#### What the task requires
Quote the lines of the data below verbatim, beginning at the line that contains "Convert this document image to plain text." and ending at the last line, both included, and excluding pictures.

#### Data to process
··········

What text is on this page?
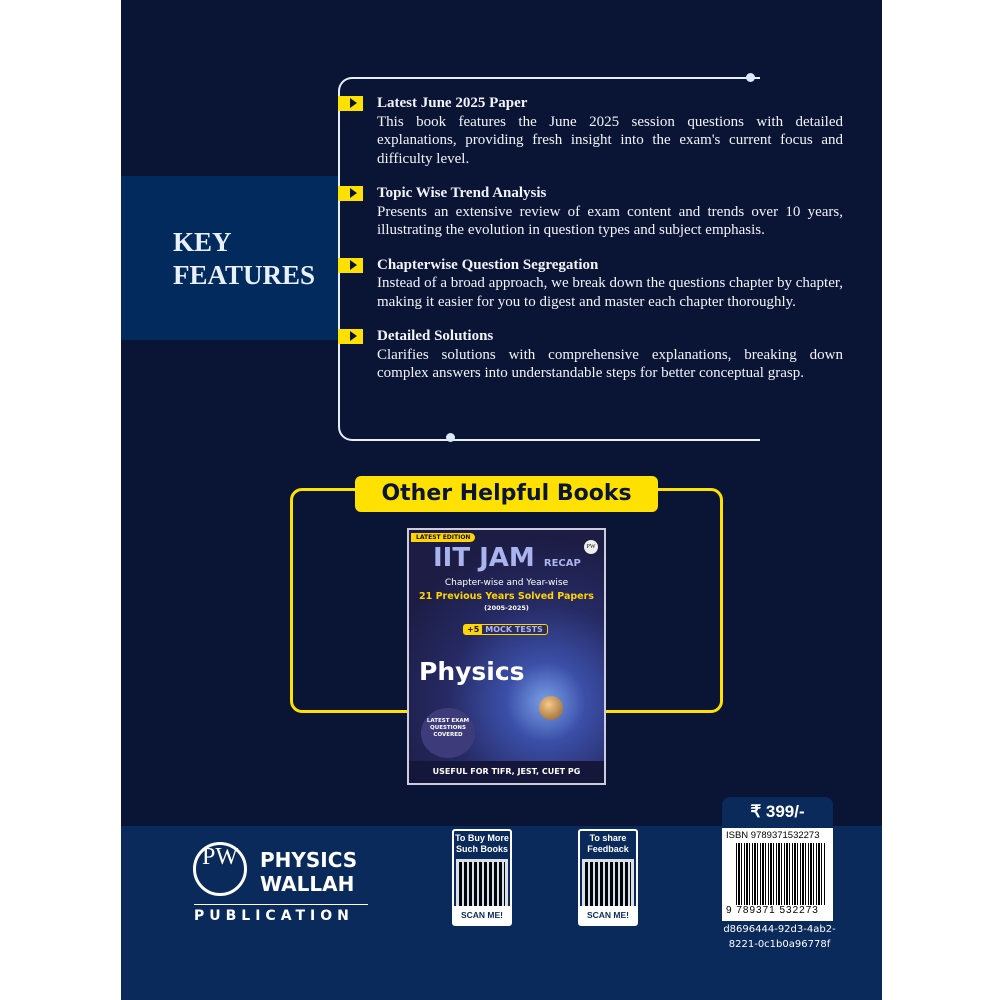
KEY
FEATURES
Latest June 2025 Paper

This book features the June 2025 session questions with detailed explanations, providing fresh insight into the exam's current focus and difficulty level.

Topic Wise Trend Analysis

Presents an extensive review of exam content and trends over 10 years, illustrating the evolution in question types and subject emphasis.

Chapterwise Question Segregation

Instead of a broad approach, we break down the questions chapter by chapter, making it easier for you to digest and master each chapter thoroughly.

Detailed Solutions

Clarifies solutions with comprehensive explanations, breaking down complex answers into understandable steps for better conceptual grasp.

Other Helpful Books
LATEST EDITION
PW
IIT JAM RECAP
Chapter-wise and Year-wise
21 Previous Years Solved Papers
(2005-2025)
+5 MOCK TESTS
Physics
LATEST EXAM QUESTIONS COVERED
USEFUL FOR TIFR, JEST, CUET PG
PW	PHYSICS
WALLAH
PUBLICATION
To Buy More Such Books
SCAN ME!
To share Feedback
SCAN ME!
₹ 399/-
ISBN 9789371532273
9 789371 532273
d8696444-92d3-4ab2-8221-0c1b0a96778f
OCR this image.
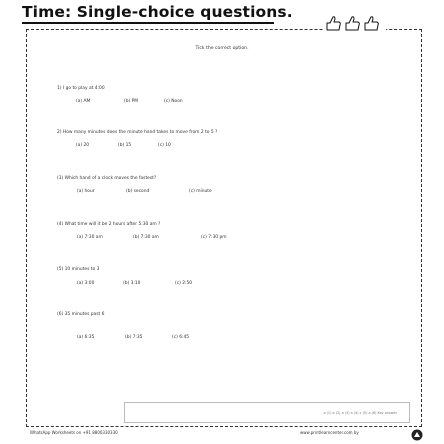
Time: Single-choice questions.
Tick the correct option.
1) I go to play at 4:00
(a) AM	(b) PM	(c) Noon
2) How many minutes does the minute hand takes to move from 2 to 5 ?
(a) 20	(b) 15	(c) 10
(3) Which hand of a clock moves the fastest?
(a) hour	(b) second	(c) minute
(4) What time will it be 2 hours after 5:30 am ?
(a) 7:30 am	(b) 7:30 am	(c) 7:30 pm
(5) 10 minutes to 3
(a) 3:00	(b) 3:10	(c) 2:50
(6) 35 minutes past 6
(a) 6:35	(b) 7:35	(c) 6:45
a (1) b (2) a (3) a (4) c (5) a (6) Key answer
WhatsApp Worksheets on +91 8800330330	www.printlearncenter.com by
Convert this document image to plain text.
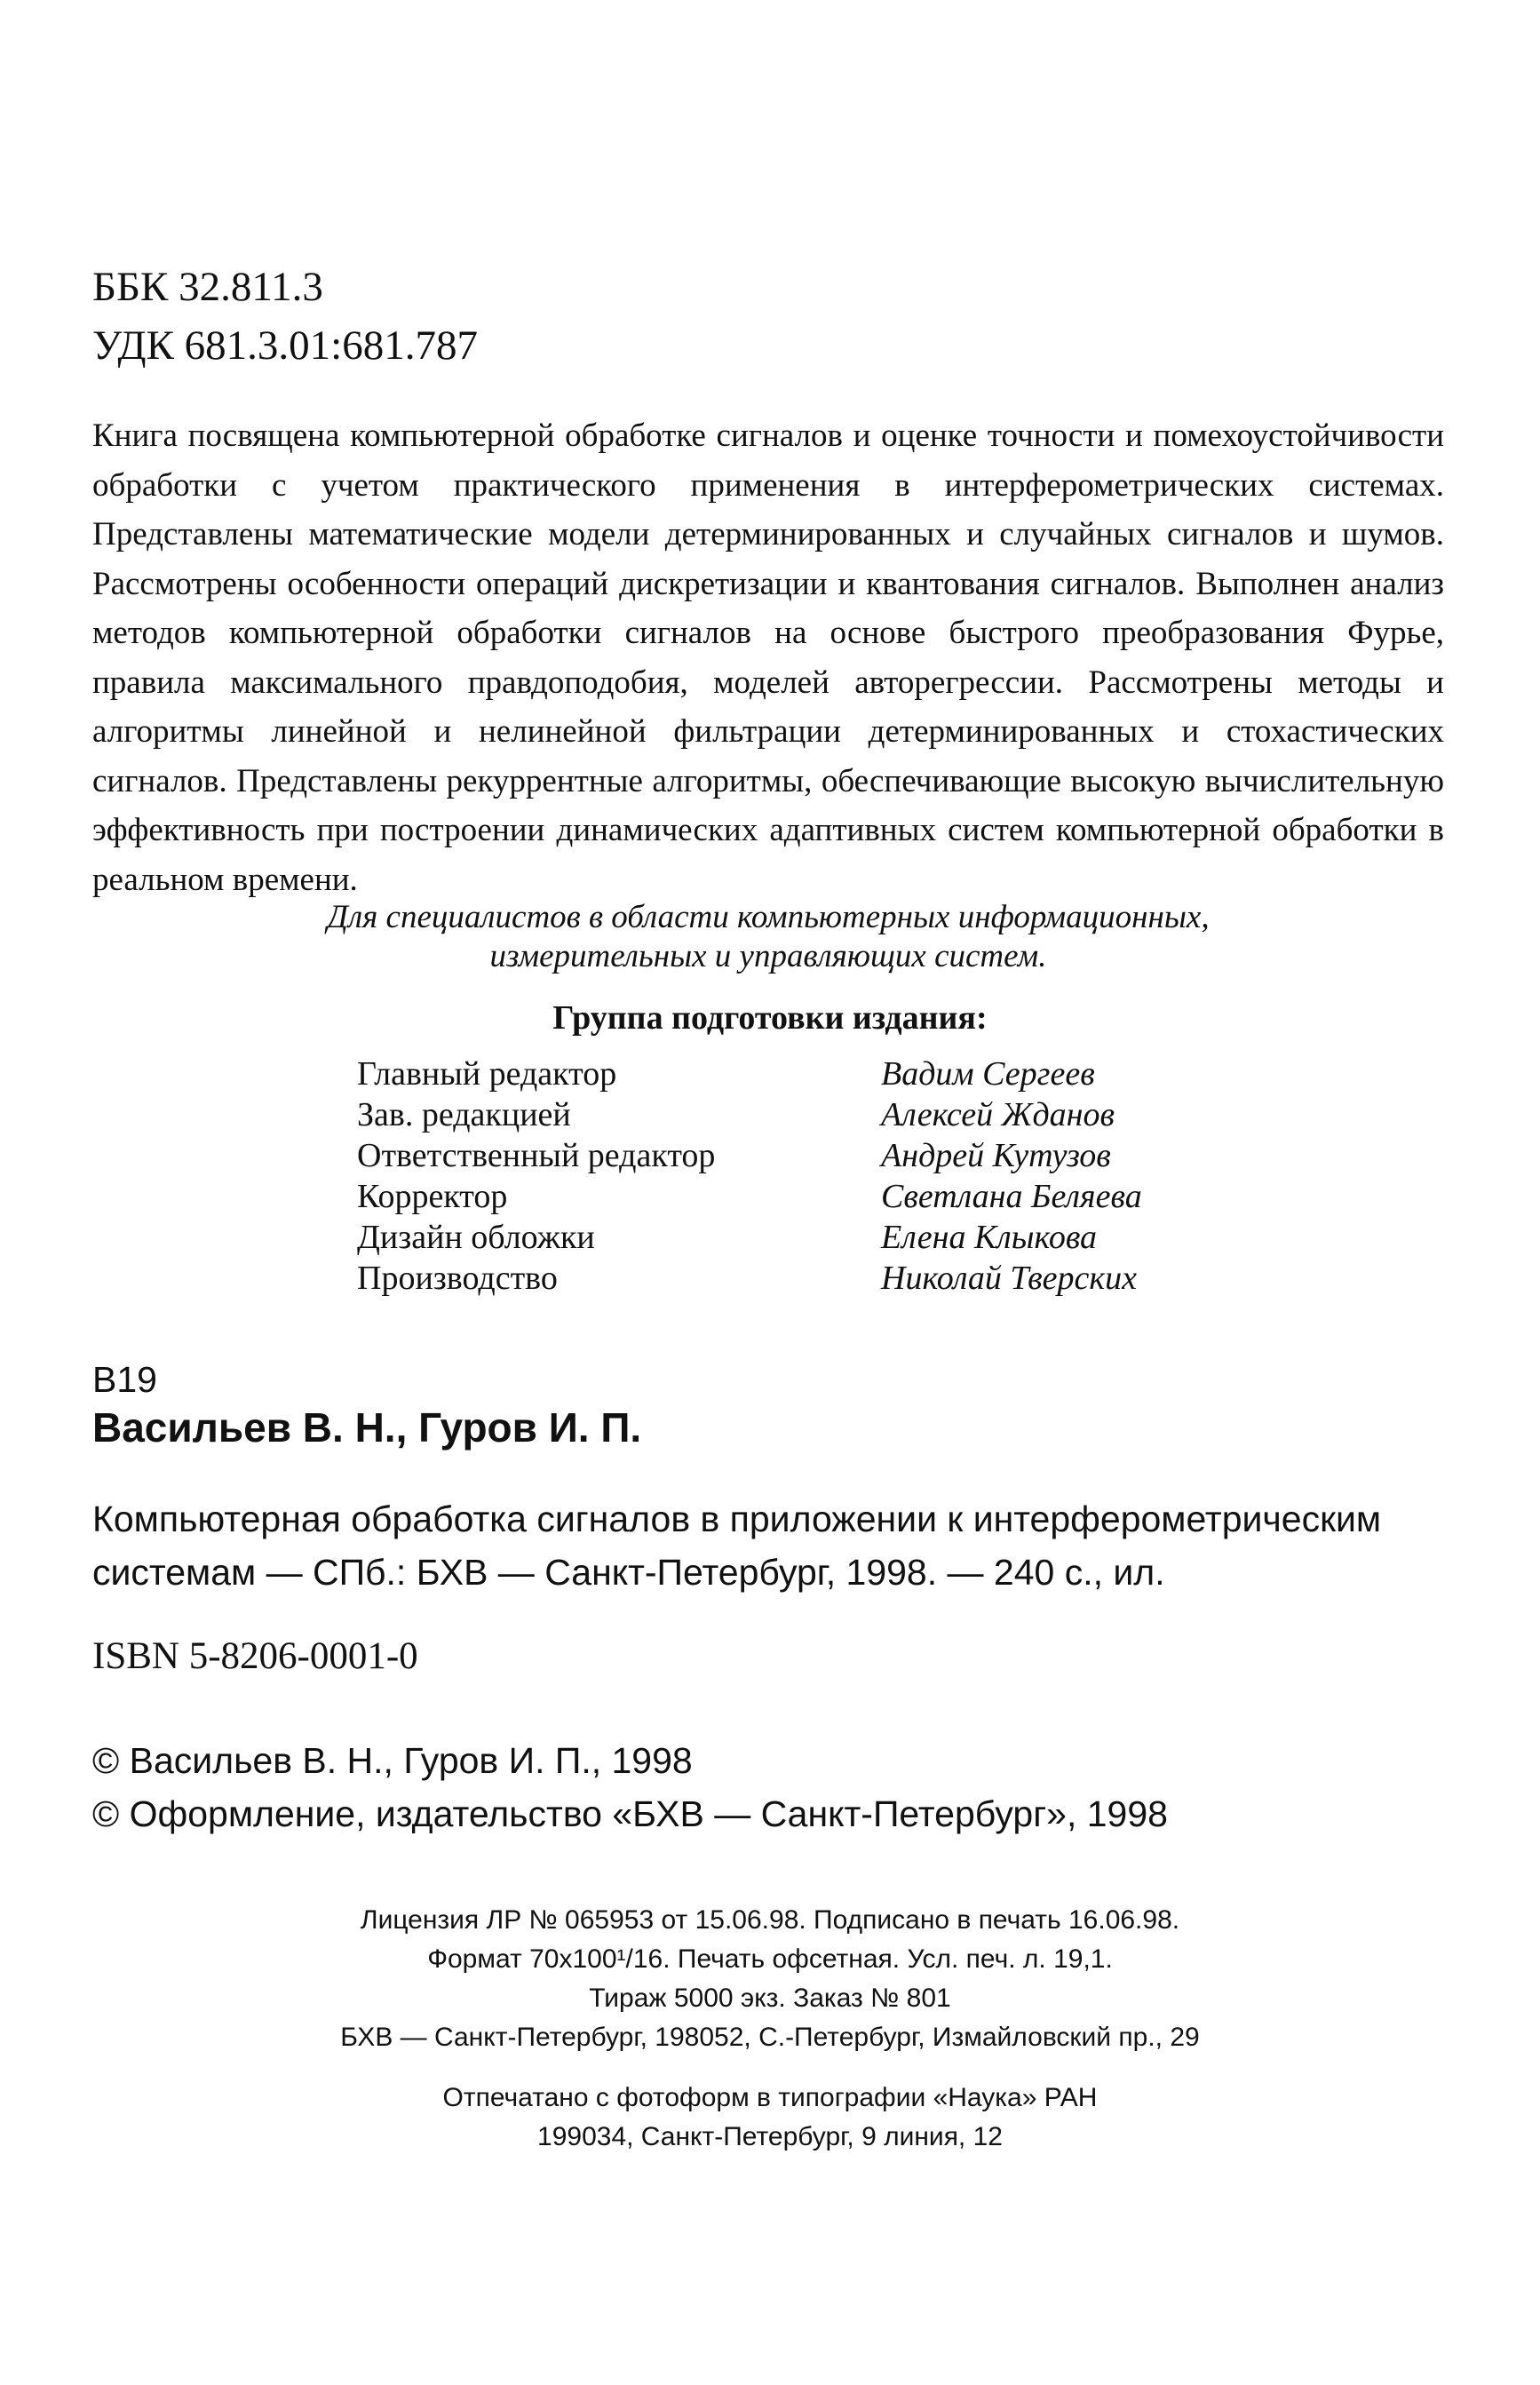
ББК 32.811.3
УДК 681.3.01:681.787

Книга посвящена компьютерной обработке сигналов и оценке точности и помехоустойчивости обработки с учетом практического применения в интерферометрических системах. Представлены математические модели детерминированных и случайных сигналов и шумов. Рассмотрены особенности операций дискретизации и квантования сигналов. Выполнен анализ методов компьютерной обработки сигналов на основе быстрого преобразования Фурье, правила максимального правдоподобия, моделей авторегрессии. Рассмотрены методы и алгоритмы линейной и нелинейной фильтрации детерминированных и стохастических сигналов. Представлены рекуррентные алгоритмы, обеспечивающие высокую вычислительную эффективность при построении динамических адаптивных систем компьютерной обработки в реальном времени.

Для специалистов в области компьютерных информационных,
измерительных и управляющих систем.
Группа подготовки издания:
Главный редактор	Вадим Сергеев
Зав. редакцией	Алексей Жданов
Ответственный редактор	Андрей Кутузов
Корректор	Светлана Беляева
Дизайн обложки	Елена Клыкова
Производство	Николай Тверских
В19
Васильев В. Н., Гуров И. П.
Компьютерная обработка сигналов в приложении к интерферометрическим системам — СПб.: БХВ — Санкт-Петербург, 1998. — 240 с., ил.
ISBN 5-8206-0001-0
© Васильев В. Н., Гуров И. П., 1998
© Оформление, издательство «БХВ — Санкт-Петербург», 1998
Лицензия ЛР № 065953 от 15.06.98. Подписано в печать 16.06.98.
Формат 70x100¹/16. Печать офсетная. Усл. печ. л. 19,1.
Тираж 5000 экз. Заказ № 801
БХВ — Санкт-Петербург, 198052, С.-Петербург, Измайловский пр., 29
Отпечатано с фотоформ в типографии «Наука» РАН
199034, Санкт-Петербург, 9 линия, 12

··········

#### Output of the task
Convert this document image to plain text.
ББК 32.811.3
УДК 681.3.01:681.787

Книга посвящена компьютерной обработке сигналов и оценке точности и помехоустойчивости обработки с учетом практического применения в интерферометрических системах. Представлены математические модели детерминированных и случайных сигналов и шумов. Рассмотрены особенности операций дискретизации и квантования сигналов. Выполнен анализ методов компьютерной обработки сигналов на основе быстрого преобразования Фурье, правила максимального правдоподобия, моделей авторегрессии. Рассмотрены методы и алгоритмы линейной и нелинейной фильтрации детерминированных и стохастических сигналов. Представлены рекуррентные алгоритмы, обеспечивающие высокую вычислительную эффективность при построении динамических адаптивных систем компьютерной обработки в реальном времени.

Для специалистов в области компьютерных информационных,
измерительных и управляющих систем.
Группа подготовки издания:
Главный редактор	Вадим Сергеев
Зав. редакцией	Алексей Жданов
Ответственный редактор	Андрей Кутузов
Корректор	Светлана Беляева
Дизайн обложки	Елена Клыкова
Производство	Николай Тверских
В19
Васильев В. Н., Гуров И. П.
Компьютерная обработка сигналов в приложении к интерферометрическим системам — СПб.: БХВ — Санкт-Петербург, 1998. — 240 с., ил.
ISBN 5-8206-0001-0
© Васильев В. Н., Гуров И. П., 1998
© Оформление, издательство «БХВ — Санкт-Петербург», 1998
Лицензия ЛР № 065953 от 15.06.98. Подписано в печать 16.06.98.
Формат 70x100¹/16. Печать офсетная. Усл. печ. л. 19,1.
Тираж 5000 экз. Заказ № 801
БХВ — Санкт-Петербург, 198052, С.-Петербург, Измайловский пр., 29
Отпечатано с фотоформ в типографии «Наука» РАН
199034, Санкт-Петербург, 9 линия, 12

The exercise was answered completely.